---------- Data in this exercise ----------
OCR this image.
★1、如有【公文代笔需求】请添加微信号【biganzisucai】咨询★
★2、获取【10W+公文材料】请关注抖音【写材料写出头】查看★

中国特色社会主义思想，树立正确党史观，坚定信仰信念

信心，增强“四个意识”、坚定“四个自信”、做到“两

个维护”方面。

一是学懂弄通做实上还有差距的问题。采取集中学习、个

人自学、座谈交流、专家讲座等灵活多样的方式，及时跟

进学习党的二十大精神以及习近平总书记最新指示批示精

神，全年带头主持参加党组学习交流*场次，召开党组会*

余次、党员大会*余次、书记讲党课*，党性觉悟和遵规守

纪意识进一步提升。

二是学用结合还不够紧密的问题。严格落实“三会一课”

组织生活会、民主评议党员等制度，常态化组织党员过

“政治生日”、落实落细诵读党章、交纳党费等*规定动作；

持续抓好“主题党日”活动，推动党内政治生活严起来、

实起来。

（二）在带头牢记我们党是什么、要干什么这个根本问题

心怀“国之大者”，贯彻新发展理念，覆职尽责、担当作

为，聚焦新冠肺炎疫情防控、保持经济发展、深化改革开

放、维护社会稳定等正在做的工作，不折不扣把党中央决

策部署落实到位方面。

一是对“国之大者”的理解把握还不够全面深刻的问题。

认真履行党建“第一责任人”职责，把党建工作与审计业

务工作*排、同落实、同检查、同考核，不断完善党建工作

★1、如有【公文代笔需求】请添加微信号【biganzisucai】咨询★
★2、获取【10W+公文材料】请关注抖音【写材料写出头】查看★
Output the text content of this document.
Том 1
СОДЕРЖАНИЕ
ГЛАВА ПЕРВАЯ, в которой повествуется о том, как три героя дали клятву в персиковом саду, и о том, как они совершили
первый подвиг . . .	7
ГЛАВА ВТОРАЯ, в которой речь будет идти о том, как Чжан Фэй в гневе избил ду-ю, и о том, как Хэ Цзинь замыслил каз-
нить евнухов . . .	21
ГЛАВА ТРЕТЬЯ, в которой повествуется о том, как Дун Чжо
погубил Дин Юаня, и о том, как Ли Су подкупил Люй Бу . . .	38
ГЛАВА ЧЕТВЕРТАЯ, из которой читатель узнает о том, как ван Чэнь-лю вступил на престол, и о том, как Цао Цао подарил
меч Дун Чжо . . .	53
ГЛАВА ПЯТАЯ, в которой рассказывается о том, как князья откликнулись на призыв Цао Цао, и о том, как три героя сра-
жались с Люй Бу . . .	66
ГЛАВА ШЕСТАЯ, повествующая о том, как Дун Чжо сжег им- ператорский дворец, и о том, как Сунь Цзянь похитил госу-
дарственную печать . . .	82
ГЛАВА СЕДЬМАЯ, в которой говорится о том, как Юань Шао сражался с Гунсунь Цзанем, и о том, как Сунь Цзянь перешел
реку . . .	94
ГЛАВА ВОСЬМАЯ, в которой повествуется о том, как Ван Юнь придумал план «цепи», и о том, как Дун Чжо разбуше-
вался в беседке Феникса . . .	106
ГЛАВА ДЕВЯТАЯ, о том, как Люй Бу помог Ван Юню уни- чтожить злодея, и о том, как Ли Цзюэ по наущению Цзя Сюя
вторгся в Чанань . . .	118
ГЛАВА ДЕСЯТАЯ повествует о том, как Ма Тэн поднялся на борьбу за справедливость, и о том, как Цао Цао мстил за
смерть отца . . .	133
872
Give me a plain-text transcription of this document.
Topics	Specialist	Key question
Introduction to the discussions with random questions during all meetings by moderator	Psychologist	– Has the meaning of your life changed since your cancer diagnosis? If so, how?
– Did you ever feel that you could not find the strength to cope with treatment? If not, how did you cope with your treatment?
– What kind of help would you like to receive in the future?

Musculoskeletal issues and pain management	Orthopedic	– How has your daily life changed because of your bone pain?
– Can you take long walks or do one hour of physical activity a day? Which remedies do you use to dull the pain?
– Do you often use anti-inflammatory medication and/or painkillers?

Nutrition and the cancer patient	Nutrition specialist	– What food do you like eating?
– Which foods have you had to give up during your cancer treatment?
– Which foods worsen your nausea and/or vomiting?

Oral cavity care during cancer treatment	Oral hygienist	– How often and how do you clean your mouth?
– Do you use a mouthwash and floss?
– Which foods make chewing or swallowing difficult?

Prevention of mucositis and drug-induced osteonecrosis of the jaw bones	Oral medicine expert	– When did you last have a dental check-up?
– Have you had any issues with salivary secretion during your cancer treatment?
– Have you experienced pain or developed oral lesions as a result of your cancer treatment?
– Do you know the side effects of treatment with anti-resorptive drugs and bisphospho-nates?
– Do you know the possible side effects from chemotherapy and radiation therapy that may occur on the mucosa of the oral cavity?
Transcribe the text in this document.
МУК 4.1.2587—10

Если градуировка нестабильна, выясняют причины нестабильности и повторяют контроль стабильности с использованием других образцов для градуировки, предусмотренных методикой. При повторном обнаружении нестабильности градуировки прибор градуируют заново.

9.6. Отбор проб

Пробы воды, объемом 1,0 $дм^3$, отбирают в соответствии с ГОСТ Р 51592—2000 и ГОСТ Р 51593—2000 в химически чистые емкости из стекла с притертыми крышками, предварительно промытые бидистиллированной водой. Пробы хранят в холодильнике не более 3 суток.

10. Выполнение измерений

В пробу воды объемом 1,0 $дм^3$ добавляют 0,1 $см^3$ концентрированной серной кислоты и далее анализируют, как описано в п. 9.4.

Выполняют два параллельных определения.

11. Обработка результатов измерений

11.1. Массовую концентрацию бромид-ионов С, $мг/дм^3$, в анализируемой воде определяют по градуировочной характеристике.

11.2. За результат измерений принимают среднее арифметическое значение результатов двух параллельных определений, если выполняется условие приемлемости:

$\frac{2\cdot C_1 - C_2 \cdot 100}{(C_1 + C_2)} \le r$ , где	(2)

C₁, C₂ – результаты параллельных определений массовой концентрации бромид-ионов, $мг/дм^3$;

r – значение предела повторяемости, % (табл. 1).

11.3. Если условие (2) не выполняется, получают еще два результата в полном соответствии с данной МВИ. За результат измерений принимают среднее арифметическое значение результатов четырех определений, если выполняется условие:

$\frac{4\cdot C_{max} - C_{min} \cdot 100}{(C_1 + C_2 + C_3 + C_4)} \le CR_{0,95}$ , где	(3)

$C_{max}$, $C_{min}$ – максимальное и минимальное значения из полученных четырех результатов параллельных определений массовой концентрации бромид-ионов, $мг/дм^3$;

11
----------
### Problem to solve
Repeat all the entries exactly as given.

### Solution for this task
OCR this image.
★1、如有【公文代笔需求】请添加微信号【biganzisucai】咨询★
★2、获取【10W+公文材料】请关注抖音【写材料写出头】查看★

中国特色社会主义思想，树立正确党史观，坚定信仰信念

信心，增强“四个意识”、坚定“四个自信”、做到“两

个维护”方面。

一是学懂弄通做实上还有差距的问题。采取集中学习、个

人自学、座谈交流、专家讲座等灵活多样的方式，及时跟

进学习党的二十大精神以及习近平总书记最新指示批示精

神，全年带头主持参加党组学习交流*场次，召开党组会*

余次、党员大会*余次、书记讲党课*，党性觉悟和遵规守

纪意识进一步提升。

二是学用结合还不够紧密的问题。严格落实“三会一课”

组织生活会、民主评议党员等制度，常态化组织党员过

“政治生日”、落实落细诵读党章、交纳党费等*规定动作；

持续抓好“主题党日”活动，推动党内政治生活严起来、

实起来。

（二）在带头牢记我们党是什么、要干什么这个根本问题

心怀“国之大者”，贯彻新发展理念，覆职尽责、担当作

为，聚焦新冠肺炎疫情防控、保持经济发展、深化改革开

放、维护社会稳定等正在做的工作，不折不扣把党中央决

策部署落实到位方面。

一是对“国之大者”的理解把握还不够全面深刻的问题。

认真履行党建“第一责任人”职责，把党建工作与审计业

务工作*排、同落实、同检查、同考核，不断完善党建工作

★1、如有【公文代笔需求】请添加微信号【biganzisucai】咨询★
★2、获取【10W+公文材料】请关注抖音【写材料写出头】查看★
Output the text content of this document.
Том 1
СОДЕРЖАНИЕ
ГЛАВА ПЕРВАЯ, в которой повествуется о том, как три героя дали клятву в персиковом саду, и о том, как они совершили
первый подвиг . . .	7
ГЛАВА ВТОРАЯ, в которой речь будет идти о том, как Чжан Фэй в гневе избил ду-ю, и о том, как Хэ Цзинь замыслил каз-
нить евнухов . . .	21
ГЛАВА ТРЕТЬЯ, в которой повествуется о том, как Дун Чжо
погубил Дин Юаня, и о том, как Ли Су подкупил Люй Бу . . .	38
ГЛАВА ЧЕТВЕРТАЯ, из которой читатель узнает о том, как ван Чэнь-лю вступил на престол, и о том, как Цао Цао подарил
меч Дун Чжо . . .	53
ГЛАВА ПЯТАЯ, в которой рассказывается о том, как князья откликнулись на призыв Цао Цао, и о том, как три героя сра-
жались с Люй Бу . . .	66
ГЛАВА ШЕСТАЯ, повествующая о том, как Дун Чжо сжег им- ператорский дворец, и о том, как Сунь Цзянь похитил госу-
дарственную печать . . .	82
ГЛАВА СЕДЬМАЯ, в которой говорится о том, как Юань Шао сражался с Гунсунь Цзанем, и о том, как Сунь Цзянь перешел
реку . . .	94
ГЛАВА ВОСЬМАЯ, в которой повествуется о том, как Ван Юнь придумал план «цепи», и о том, как Дун Чжо разбуше-
вался в беседке Феникса . . .	106
ГЛАВА ДЕВЯТАЯ, о том, как Люй Бу помог Ван Юню уни- чтожить злодея, и о том, как Ли Цзюэ по наущению Цзя Сюя
вторгся в Чанань . . .	118
ГЛАВА ДЕСЯТАЯ повествует о том, как Ма Тэн поднялся на борьбу за справедливость, и о том, как Цао Цао мстил за
смерть отца . . .	133
872
Give me a plain-text transcription of this document.
Topics	Specialist	Key question
Introduction to the discussions with random questions during all meetings by moderator	Psychologist	– Has the meaning of your life changed since your cancer diagnosis? If so, how?
– Did you ever feel that you could not find the strength to cope with treatment? If not, how did you cope with your treatment?
– What kind of help would you like to receive in the future?

Musculoskeletal issues and pain management	Orthopedic	– How has your daily life changed because of your bone pain?
– Can you take long walks or do one hour of physical activity a day? Which remedies do you use to dull the pain?
– Do you often use anti-inflammatory medication and/or painkillers?

Nutrition and the cancer patient	Nutrition specialist	– What food do you like eating?
– Which foods have you had to give up during your cancer treatment?
– Which foods worsen your nausea and/or vomiting?

Oral cavity care during cancer treatment	Oral hygienist	– How often and how do you clean your mouth?
– Do you use a mouthwash and floss?
– Which foods make chewing or swallowing difficult?

Prevention of mucositis and drug-induced osteonecrosis of the jaw bones	Oral medicine expert	– When did you last have a dental check-up?
– Have you had any issues with salivary secretion during your cancer treatment?
– Have you experienced pain or developed oral lesions as a result of your cancer treatment?
– Do you know the side effects of treatment with anti-resorptive drugs and bisphospho-nates?
– Do you know the possible side effects from chemotherapy and radiation therapy that may occur on the mucosa of the oral cavity?
Transcribe the text in this document.
МУК 4.1.2587—10

Если градуировка нестабильна, выясняют причины нестабильности и повторяют контроль стабильности с использованием других образцов для градуировки, предусмотренных методикой. При повторном обнаружении нестабильности градуировки прибор градуируют заново.

9.6. Отбор проб

Пробы воды, объемом 1,0 $дм^3$, отбирают в соответствии с ГОСТ Р 51592—2000 и ГОСТ Р 51593—2000 в химически чистые емкости из стекла с притертыми крышками, предварительно промытые бидистиллированной водой. Пробы хранят в холодильнике не более 3 суток.

10. Выполнение измерений

В пробу воды объемом 1,0 $дм^3$ добавляют 0,1 $см^3$ концентрированной серной кислоты и далее анализируют, как описано в п. 9.4.

Выполняют два параллельных определения.

11. Обработка результатов измерений

11.1. Массовую концентрацию бромид-ионов С, $мг/дм^3$, в анализируемой воде определяют по градуировочной характеристике.

11.2. За результат измерений принимают среднее арифметическое значение результатов двух параллельных определений, если выполняется условие приемлемости:

$\frac{2\cdot C_1 - C_2 \cdot 100}{(C_1 + C_2)} \le r$ , где	(2)

C₁, C₂ – результаты параллельных определений массовой концентрации бромид-ионов, $мг/дм^3$;

r – значение предела повторяемости, % (табл. 1).

11.3. Если условие (2) не выполняется, получают еще два результата в полном соответствии с данной МВИ. За результат измерений принимают среднее арифметическое значение результатов четырех определений, если выполняется условие:

$\frac{4\cdot C_{max} - C_{min} \cdot 100}{(C_1 + C_2 + C_3 + C_4)} \le CR_{0,95}$ , где	(3)

$C_{max}$, $C_{min}$ – максимальное и минимальное значения из полученных четырех результатов параллельных определений массовой концентрации бромид-ионов, $мг/дм^3$;

11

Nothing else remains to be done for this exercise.